◆ Exercise prompt ◆
The entries below should be given again exactly, minus their pictures.

◆ Material supplied ◆
--------

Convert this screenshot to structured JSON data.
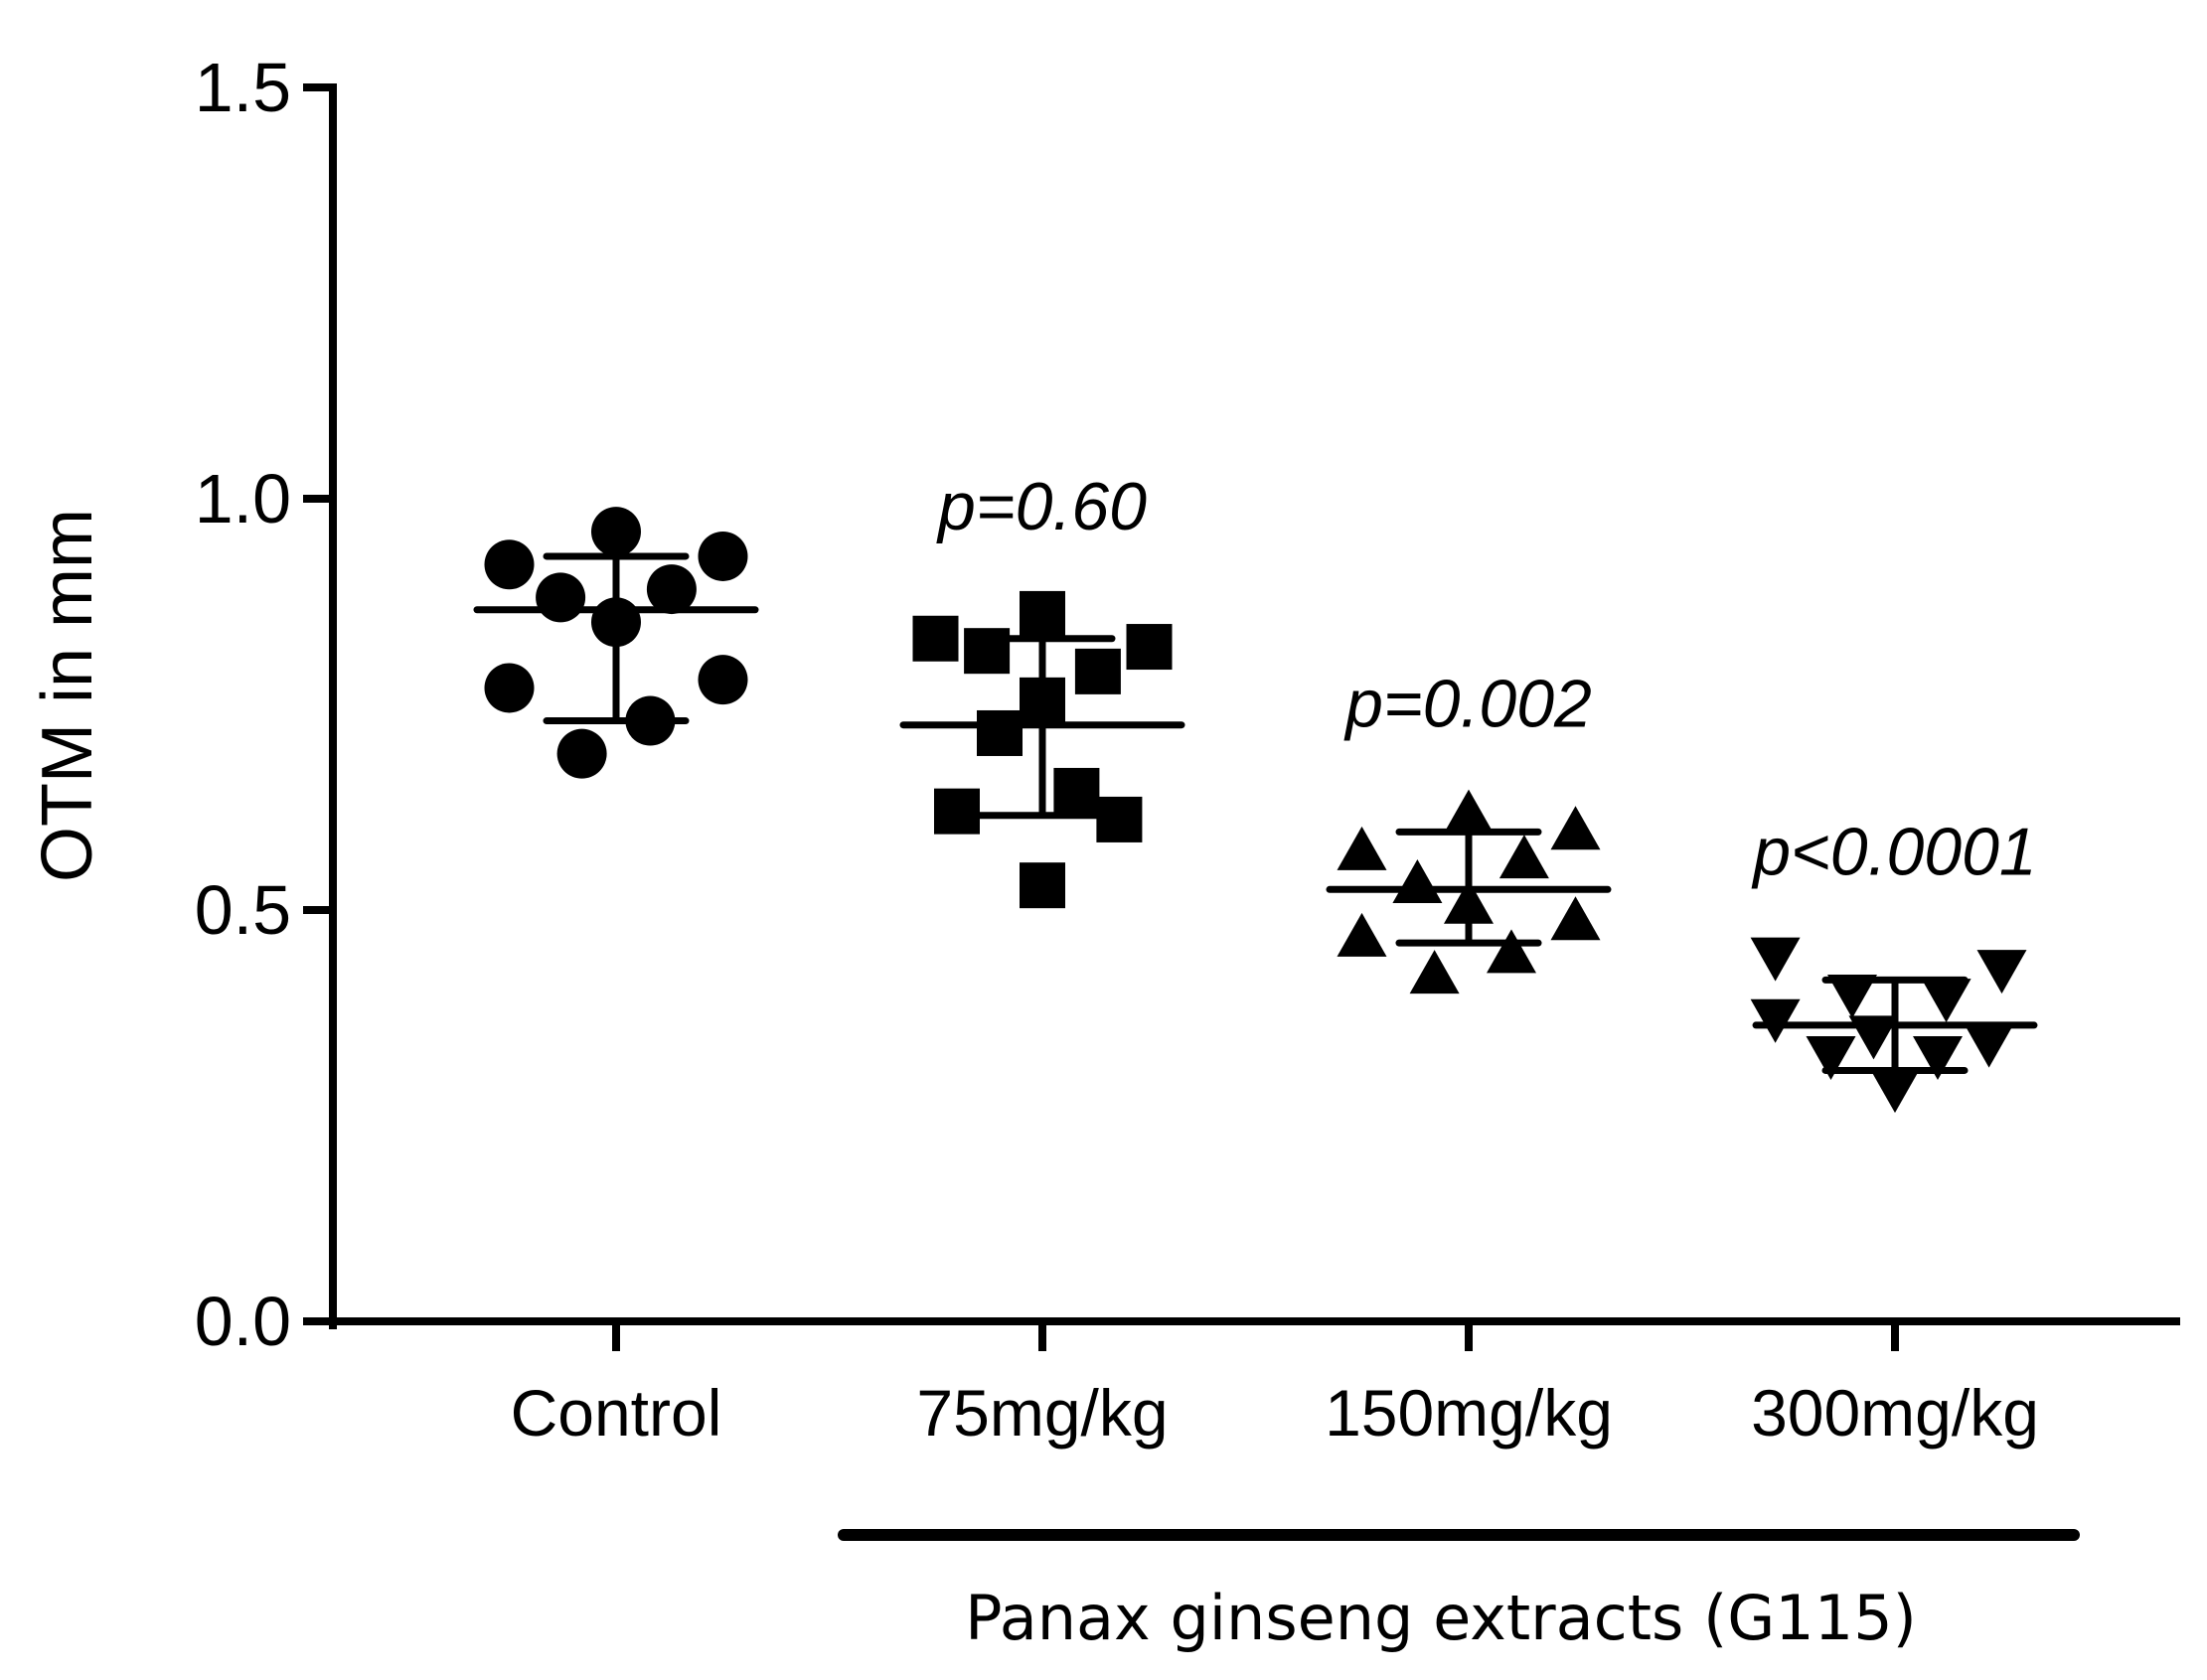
{
  "chart_data": {
    "type": "scatter",
    "title": "",
    "xlabel": "",
    "ylabel": "OTM in mm",
    "ylim": [
      0,
      1.5
    ],
    "yticks": [
      "0.0",
      "0.5",
      "1.0",
      "1.5"
    ],
    "ytick_values": [
      0,
      0.5,
      1.0,
      1.5
    ],
    "grid": false,
    "categories": [
      "Control",
      "75mg/kg",
      "150mg/kg",
      "300mg/kg"
    ],
    "group_label": "Panax ginseng extracts (G115)",
    "group_categories": [
      "75mg/kg",
      "150mg/kg",
      "300mg/kg"
    ],
    "series": [
      {
        "name": "Control",
        "marker": "circle",
        "mean": 0.865,
        "sd_low": 0.73,
        "sd_high": 0.93,
        "p_value": "",
        "points": [
          {
            "offset": -0.25,
            "y": 0.92
          },
          {
            "offset": -0.13,
            "y": 0.88
          },
          {
            "offset": 0.0,
            "y": 0.96
          },
          {
            "offset": 0.0,
            "y": 0.85
          },
          {
            "offset": 0.13,
            "y": 0.89
          },
          {
            "offset": 0.25,
            "y": 0.93
          },
          {
            "offset": -0.25,
            "y": 0.77
          },
          {
            "offset": 0.25,
            "y": 0.78
          },
          {
            "offset": 0.08,
            "y": 0.73
          },
          {
            "offset": -0.08,
            "y": 0.69
          }
        ]
      },
      {
        "name": "75mg/kg",
        "marker": "square",
        "mean": 0.725,
        "sd_low": 0.615,
        "sd_high": 0.83,
        "p_value": "p=0.60",
        "points": [
          {
            "offset": 0.0,
            "y": 0.86
          },
          {
            "offset": -0.25,
            "y": 0.83
          },
          {
            "offset": -0.13,
            "y": 0.815
          },
          {
            "offset": 0.25,
            "y": 0.82
          },
          {
            "offset": 0.13,
            "y": 0.79
          },
          {
            "offset": 0.0,
            "y": 0.755
          },
          {
            "offset": -0.1,
            "y": 0.715
          },
          {
            "offset": 0.08,
            "y": 0.645
          },
          {
            "offset": -0.2,
            "y": 0.62
          },
          {
            "offset": 0.18,
            "y": 0.61
          },
          {
            "offset": 0.0,
            "y": 0.53
          }
        ]
      },
      {
        "name": "150mg/kg",
        "marker": "triangle-up",
        "mean": 0.525,
        "sd_low": 0.46,
        "sd_high": 0.595,
        "p_value": "p=0.002",
        "points": [
          {
            "offset": 0.0,
            "y": 0.62
          },
          {
            "offset": 0.25,
            "y": 0.6
          },
          {
            "offset": -0.25,
            "y": 0.575
          },
          {
            "offset": 0.13,
            "y": 0.565
          },
          {
            "offset": -0.12,
            "y": 0.535
          },
          {
            "offset": 0.0,
            "y": 0.51
          },
          {
            "offset": -0.25,
            "y": 0.47
          },
          {
            "offset": 0.25,
            "y": 0.49
          },
          {
            "offset": 0.1,
            "y": 0.45
          },
          {
            "offset": -0.08,
            "y": 0.425
          }
        ]
      },
      {
        "name": "300mg/kg",
        "marker": "triangle-down",
        "mean": 0.36,
        "sd_low": 0.305,
        "sd_high": 0.415,
        "p_value": "p<0.0001",
        "points": [
          {
            "offset": -0.28,
            "y": 0.44
          },
          {
            "offset": 0.25,
            "y": 0.425
          },
          {
            "offset": -0.1,
            "y": 0.395
          },
          {
            "offset": 0.12,
            "y": 0.39
          },
          {
            "offset": -0.28,
            "y": 0.365
          },
          {
            "offset": -0.05,
            "y": 0.345
          },
          {
            "offset": 0.22,
            "y": 0.335
          },
          {
            "offset": -0.15,
            "y": 0.32
          },
          {
            "offset": 0.1,
            "y": 0.32
          },
          {
            "offset": 0.0,
            "y": 0.28
          }
        ]
      }
    ]
  }
}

--------

◆ Complete answer ◆
Convert this screenshot to structured JSON data.
{
  "chart_data": {
    "type": "scatter",
    "title": "",
    "xlabel": "",
    "ylabel": "OTM in mm",
    "ylim": [
      0,
      1.5
    ],
    "yticks": [
      "0.0",
      "0.5",
      "1.0",
      "1.5"
    ],
    "ytick_values": [
      0,
      0.5,
      1.0,
      1.5
    ],
    "grid": false,
    "categories": [
      "Control",
      "75mg/kg",
      "150mg/kg",
      "300mg/kg"
    ],
    "group_label": "Panax ginseng extracts (G115)",
    "group_categories": [
      "75mg/kg",
      "150mg/kg",
      "300mg/kg"
    ],
    "series": [
      {
        "name": "Control",
        "marker": "circle",
        "mean": 0.865,
        "sd_low": 0.73,
        "sd_high": 0.93,
        "p_value": "",
        "points": [
          {
            "offset": -0.25,
            "y": 0.92
          },
          {
            "offset": -0.13,
            "y": 0.88
          },
          {
            "offset": 0.0,
            "y": 0.96
          },
          {
            "offset": 0.0,
            "y": 0.85
          },
          {
            "offset": 0.13,
            "y": 0.89
          },
          {
            "offset": 0.25,
            "y": 0.93
          },
          {
            "offset": -0.25,
            "y": 0.77
          },
          {
            "offset": 0.25,
            "y": 0.78
          },
          {
            "offset": 0.08,
            "y": 0.73
          },
          {
            "offset": -0.08,
            "y": 0.69
          }
        ]
      },
      {
        "name": "75mg/kg",
        "marker": "square",
        "mean": 0.725,
        "sd_low": 0.615,
        "sd_high": 0.83,
        "p_value": "p=0.60",
        "points": [
          {
            "offset": 0.0,
            "y": 0.86
          },
          {
            "offset": -0.25,
            "y": 0.83
          },
          {
            "offset": -0.13,
            "y": 0.815
          },
          {
            "offset": 0.25,
            "y": 0.82
          },
          {
            "offset": 0.13,
            "y": 0.79
          },
          {
            "offset": 0.0,
            "y": 0.755
          },
          {
            "offset": -0.1,
            "y": 0.715
          },
          {
            "offset": 0.08,
            "y": 0.645
          },
          {
            "offset": -0.2,
            "y": 0.62
          },
          {
            "offset": 0.18,
            "y": 0.61
          },
          {
            "offset": 0.0,
            "y": 0.53
          }
        ]
      },
      {
        "name": "150mg/kg",
        "marker": "triangle-up",
        "mean": 0.525,
        "sd_low": 0.46,
        "sd_high": 0.595,
        "p_value": "p=0.002",
        "points": [
          {
            "offset": 0.0,
            "y": 0.62
          },
          {
            "offset": 0.25,
            "y": 0.6
          },
          {
            "offset": -0.25,
            "y": 0.575
          },
          {
            "offset": 0.13,
            "y": 0.565
          },
          {
            "offset": -0.12,
            "y": 0.535
          },
          {
            "offset": 0.0,
            "y": 0.51
          },
          {
            "offset": -0.25,
            "y": 0.47
          },
          {
            "offset": 0.25,
            "y": 0.49
          },
          {
            "offset": 0.1,
            "y": 0.45
          },
          {
            "offset": -0.08,
            "y": 0.425
          }
        ]
      },
      {
        "name": "300mg/kg",
        "marker": "triangle-down",
        "mean": 0.36,
        "sd_low": 0.305,
        "sd_high": 0.415,
        "p_value": "p<0.0001",
        "points": [
          {
            "offset": -0.28,
            "y": 0.44
          },
          {
            "offset": 0.25,
            "y": 0.425
          },
          {
            "offset": -0.1,
            "y": 0.395
          },
          {
            "offset": 0.12,
            "y": 0.39
          },
          {
            "offset": -0.28,
            "y": 0.365
          },
          {
            "offset": -0.05,
            "y": 0.345
          },
          {
            "offset": 0.22,
            "y": 0.335
          },
          {
            "offset": -0.15,
            "y": 0.32
          },
          {
            "offset": 0.1,
            "y": 0.32
          },
          {
            "offset": 0.0,
            "y": 0.28
          }
        ]
      }
    ]
  }
}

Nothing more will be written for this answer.